## Task input:
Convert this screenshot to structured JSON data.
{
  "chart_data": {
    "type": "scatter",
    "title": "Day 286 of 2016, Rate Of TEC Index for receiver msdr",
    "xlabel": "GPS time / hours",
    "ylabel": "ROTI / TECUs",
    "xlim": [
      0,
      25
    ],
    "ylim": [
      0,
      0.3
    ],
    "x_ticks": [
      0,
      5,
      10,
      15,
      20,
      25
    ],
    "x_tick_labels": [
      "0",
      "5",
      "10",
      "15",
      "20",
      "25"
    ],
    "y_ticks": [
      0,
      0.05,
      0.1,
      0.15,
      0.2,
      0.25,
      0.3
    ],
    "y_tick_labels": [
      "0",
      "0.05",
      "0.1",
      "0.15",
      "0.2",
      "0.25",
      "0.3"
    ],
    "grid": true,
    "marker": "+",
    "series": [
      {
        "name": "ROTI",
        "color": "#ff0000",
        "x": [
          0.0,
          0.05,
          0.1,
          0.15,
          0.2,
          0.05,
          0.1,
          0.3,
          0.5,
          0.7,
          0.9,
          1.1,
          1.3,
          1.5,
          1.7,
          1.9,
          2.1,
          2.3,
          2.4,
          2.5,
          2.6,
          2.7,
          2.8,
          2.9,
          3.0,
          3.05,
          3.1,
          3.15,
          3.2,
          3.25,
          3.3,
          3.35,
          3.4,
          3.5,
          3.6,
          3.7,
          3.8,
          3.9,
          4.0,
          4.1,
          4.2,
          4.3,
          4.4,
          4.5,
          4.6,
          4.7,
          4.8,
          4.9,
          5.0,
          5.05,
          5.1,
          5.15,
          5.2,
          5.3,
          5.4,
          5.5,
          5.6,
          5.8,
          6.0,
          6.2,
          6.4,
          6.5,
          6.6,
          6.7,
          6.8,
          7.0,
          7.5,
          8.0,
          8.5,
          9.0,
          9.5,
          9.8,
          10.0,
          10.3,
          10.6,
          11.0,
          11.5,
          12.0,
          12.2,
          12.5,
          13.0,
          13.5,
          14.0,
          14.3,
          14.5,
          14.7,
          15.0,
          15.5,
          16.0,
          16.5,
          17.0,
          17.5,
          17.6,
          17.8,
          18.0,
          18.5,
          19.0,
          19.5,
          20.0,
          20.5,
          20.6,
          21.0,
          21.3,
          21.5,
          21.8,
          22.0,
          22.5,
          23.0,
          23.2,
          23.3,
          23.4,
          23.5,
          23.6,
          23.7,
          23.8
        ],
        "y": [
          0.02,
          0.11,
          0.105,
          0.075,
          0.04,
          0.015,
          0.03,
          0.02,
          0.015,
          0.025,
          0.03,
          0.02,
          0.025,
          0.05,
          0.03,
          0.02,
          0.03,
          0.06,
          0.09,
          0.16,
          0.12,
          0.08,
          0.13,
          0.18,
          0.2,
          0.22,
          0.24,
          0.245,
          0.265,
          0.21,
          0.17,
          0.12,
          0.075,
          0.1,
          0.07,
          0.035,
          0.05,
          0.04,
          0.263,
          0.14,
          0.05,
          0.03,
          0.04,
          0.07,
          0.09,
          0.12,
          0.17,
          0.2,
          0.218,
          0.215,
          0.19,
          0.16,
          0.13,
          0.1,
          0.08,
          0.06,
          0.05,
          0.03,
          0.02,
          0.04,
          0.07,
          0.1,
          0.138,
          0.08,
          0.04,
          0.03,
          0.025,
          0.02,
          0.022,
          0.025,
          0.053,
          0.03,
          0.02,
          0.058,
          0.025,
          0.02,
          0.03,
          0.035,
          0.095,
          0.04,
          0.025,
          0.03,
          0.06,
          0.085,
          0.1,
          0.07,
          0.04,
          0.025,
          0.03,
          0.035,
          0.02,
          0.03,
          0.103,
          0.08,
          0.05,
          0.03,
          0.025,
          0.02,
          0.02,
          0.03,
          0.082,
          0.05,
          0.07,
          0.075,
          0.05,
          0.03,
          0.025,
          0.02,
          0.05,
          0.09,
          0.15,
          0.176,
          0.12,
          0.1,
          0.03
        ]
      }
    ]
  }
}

## Work to complete:
Return the full listing, character for character.

## Solved exercise:
Convert this screenshot to structured JSON data.
{
  "chart_data": {
    "type": "scatter",
    "title": "Day 286 of 2016, Rate Of TEC Index for receiver msdr",
    "xlabel": "GPS time / hours",
    "ylabel": "ROTI / TECUs",
    "xlim": [
      0,
      25
    ],
    "ylim": [
      0,
      0.3
    ],
    "x_ticks": [
      0,
      5,
      10,
      15,
      20,
      25
    ],
    "x_tick_labels": [
      "0",
      "5",
      "10",
      "15",
      "20",
      "25"
    ],
    "y_ticks": [
      0,
      0.05,
      0.1,
      0.15,
      0.2,
      0.25,
      0.3
    ],
    "y_tick_labels": [
      "0",
      "0.05",
      "0.1",
      "0.15",
      "0.2",
      "0.25",
      "0.3"
    ],
    "grid": true,
    "marker": "+",
    "series": [
      {
        "name": "ROTI",
        "color": "#ff0000",
        "x": [
          0.0,
          0.05,
          0.1,
          0.15,
          0.2,
          0.05,
          0.1,
          0.3,
          0.5,
          0.7,
          0.9,
          1.1,
          1.3,
          1.5,
          1.7,
          1.9,
          2.1,
          2.3,
          2.4,
          2.5,
          2.6,
          2.7,
          2.8,
          2.9,
          3.0,
          3.05,
          3.1,
          3.15,
          3.2,
          3.25,
          3.3,
          3.35,
          3.4,
          3.5,
          3.6,
          3.7,
          3.8,
          3.9,
          4.0,
          4.1,
          4.2,
          4.3,
          4.4,
          4.5,
          4.6,
          4.7,
          4.8,
          4.9,
          5.0,
          5.05,
          5.1,
          5.15,
          5.2,
          5.3,
          5.4,
          5.5,
          5.6,
          5.8,
          6.0,
          6.2,
          6.4,
          6.5,
          6.6,
          6.7,
          6.8,
          7.0,
          7.5,
          8.0,
          8.5,
          9.0,
          9.5,
          9.8,
          10.0,
          10.3,
          10.6,
          11.0,
          11.5,
          12.0,
          12.2,
          12.5,
          13.0,
          13.5,
          14.0,
          14.3,
          14.5,
          14.7,
          15.0,
          15.5,
          16.0,
          16.5,
          17.0,
          17.5,
          17.6,
          17.8,
          18.0,
          18.5,
          19.0,
          19.5,
          20.0,
          20.5,
          20.6,
          21.0,
          21.3,
          21.5,
          21.8,
          22.0,
          22.5,
          23.0,
          23.2,
          23.3,
          23.4,
          23.5,
          23.6,
          23.7,
          23.8
        ],
        "y": [
          0.02,
          0.11,
          0.105,
          0.075,
          0.04,
          0.015,
          0.03,
          0.02,
          0.015,
          0.025,
          0.03,
          0.02,
          0.025,
          0.05,
          0.03,
          0.02,
          0.03,
          0.06,
          0.09,
          0.16,
          0.12,
          0.08,
          0.13,
          0.18,
          0.2,
          0.22,
          0.24,
          0.245,
          0.265,
          0.21,
          0.17,
          0.12,
          0.075,
          0.1,
          0.07,
          0.035,
          0.05,
          0.04,
          0.263,
          0.14,
          0.05,
          0.03,
          0.04,
          0.07,
          0.09,
          0.12,
          0.17,
          0.2,
          0.218,
          0.215,
          0.19,
          0.16,
          0.13,
          0.1,
          0.08,
          0.06,
          0.05,
          0.03,
          0.02,
          0.04,
          0.07,
          0.1,
          0.138,
          0.08,
          0.04,
          0.03,
          0.025,
          0.02,
          0.022,
          0.025,
          0.053,
          0.03,
          0.02,
          0.058,
          0.025,
          0.02,
          0.03,
          0.035,
          0.095,
          0.04,
          0.025,
          0.03,
          0.06,
          0.085,
          0.1,
          0.07,
          0.04,
          0.025,
          0.03,
          0.035,
          0.02,
          0.03,
          0.103,
          0.08,
          0.05,
          0.03,
          0.025,
          0.02,
          0.02,
          0.03,
          0.082,
          0.05,
          0.07,
          0.075,
          0.05,
          0.03,
          0.025,
          0.02,
          0.05,
          0.09,
          0.15,
          0.176,
          0.12,
          0.1,
          0.03
        ]
      }
    ]
  }
}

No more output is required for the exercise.